-------- GIVEN DATA

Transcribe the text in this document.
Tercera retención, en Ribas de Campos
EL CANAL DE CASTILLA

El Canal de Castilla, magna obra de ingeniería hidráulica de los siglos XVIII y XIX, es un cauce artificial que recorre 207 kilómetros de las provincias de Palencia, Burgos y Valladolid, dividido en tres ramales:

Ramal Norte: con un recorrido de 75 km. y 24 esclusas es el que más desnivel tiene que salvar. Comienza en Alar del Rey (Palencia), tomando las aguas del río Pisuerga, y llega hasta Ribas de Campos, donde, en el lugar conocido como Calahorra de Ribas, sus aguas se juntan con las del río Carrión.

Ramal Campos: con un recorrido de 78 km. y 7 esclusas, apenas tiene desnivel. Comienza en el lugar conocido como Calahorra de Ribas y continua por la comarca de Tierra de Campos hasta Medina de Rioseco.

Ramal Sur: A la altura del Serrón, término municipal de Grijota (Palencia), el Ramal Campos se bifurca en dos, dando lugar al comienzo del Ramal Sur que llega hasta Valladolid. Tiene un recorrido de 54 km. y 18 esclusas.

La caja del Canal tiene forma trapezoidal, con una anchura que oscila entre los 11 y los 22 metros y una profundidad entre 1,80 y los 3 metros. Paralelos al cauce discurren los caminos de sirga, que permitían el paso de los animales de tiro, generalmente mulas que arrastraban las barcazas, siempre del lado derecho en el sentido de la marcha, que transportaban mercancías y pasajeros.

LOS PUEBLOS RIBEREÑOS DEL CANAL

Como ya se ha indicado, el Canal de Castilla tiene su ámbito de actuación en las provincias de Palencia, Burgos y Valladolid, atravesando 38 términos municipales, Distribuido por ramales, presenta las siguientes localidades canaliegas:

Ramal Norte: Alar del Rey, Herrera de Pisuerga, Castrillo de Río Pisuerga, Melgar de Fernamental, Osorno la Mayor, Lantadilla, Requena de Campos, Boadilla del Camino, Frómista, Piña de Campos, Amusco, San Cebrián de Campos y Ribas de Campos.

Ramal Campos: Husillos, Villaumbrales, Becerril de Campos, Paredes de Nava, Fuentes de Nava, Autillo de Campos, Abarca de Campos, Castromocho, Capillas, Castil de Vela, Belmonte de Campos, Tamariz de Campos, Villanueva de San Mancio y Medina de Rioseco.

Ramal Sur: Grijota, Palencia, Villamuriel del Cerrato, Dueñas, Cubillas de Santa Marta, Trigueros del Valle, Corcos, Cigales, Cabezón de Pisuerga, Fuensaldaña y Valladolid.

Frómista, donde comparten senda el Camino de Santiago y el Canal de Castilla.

----------------

#### [PROBLEM STATEMENT]
Extract the entries above verbatim.

#### [ANSWER BELOW]
Transcribe the text in this document.
Tercera retención, en Ribas de Campos
EL CANAL DE CASTILLA

El Canal de Castilla, magna obra de ingeniería hidráulica de los siglos XVIII y XIX, es un cauce artificial que recorre 207 kilómetros de las provincias de Palencia, Burgos y Valladolid, dividido en tres ramales:

Ramal Norte: con un recorrido de 75 km. y 24 esclusas es el que más desnivel tiene que salvar. Comienza en Alar del Rey (Palencia), tomando las aguas del río Pisuerga, y llega hasta Ribas de Campos, donde, en el lugar conocido como Calahorra de Ribas, sus aguas se juntan con las del río Carrión.

Ramal Campos: con un recorrido de 78 km. y 7 esclusas, apenas tiene desnivel. Comienza en el lugar conocido como Calahorra de Ribas y continua por la comarca de Tierra de Campos hasta Medina de Rioseco.

Ramal Sur: A la altura del Serrón, término municipal de Grijota (Palencia), el Ramal Campos se bifurca en dos, dando lugar al comienzo del Ramal Sur que llega hasta Valladolid. Tiene un recorrido de 54 km. y 18 esclusas.

La caja del Canal tiene forma trapezoidal, con una anchura que oscila entre los 11 y los 22 metros y una profundidad entre 1,80 y los 3 metros. Paralelos al cauce discurren los caminos de sirga, que permitían el paso de los animales de tiro, generalmente mulas que arrastraban las barcazas, siempre del lado derecho en el sentido de la marcha, que transportaban mercancías y pasajeros.

LOS PUEBLOS RIBEREÑOS DEL CANAL

Como ya se ha indicado, el Canal de Castilla tiene su ámbito de actuación en las provincias de Palencia, Burgos y Valladolid, atravesando 38 términos municipales, Distribuido por ramales, presenta las siguientes localidades canaliegas:

Ramal Norte: Alar del Rey, Herrera de Pisuerga, Castrillo de Río Pisuerga, Melgar de Fernamental, Osorno la Mayor, Lantadilla, Requena de Campos, Boadilla del Camino, Frómista, Piña de Campos, Amusco, San Cebrián de Campos y Ribas de Campos.

Ramal Campos: Husillos, Villaumbrales, Becerril de Campos, Paredes de Nava, Fuentes de Nava, Autillo de Campos, Abarca de Campos, Castromocho, Capillas, Castil de Vela, Belmonte de Campos, Tamariz de Campos, Villanueva de San Mancio y Medina de Rioseco.

Ramal Sur: Grijota, Palencia, Villamuriel del Cerrato, Dueñas, Cubillas de Santa Marta, Trigueros del Valle, Corcos, Cigales, Cabezón de Pisuerga, Fuensaldaña y Valladolid.

Frómista, donde comparten senda el Camino de Santiago y el Canal de Castilla.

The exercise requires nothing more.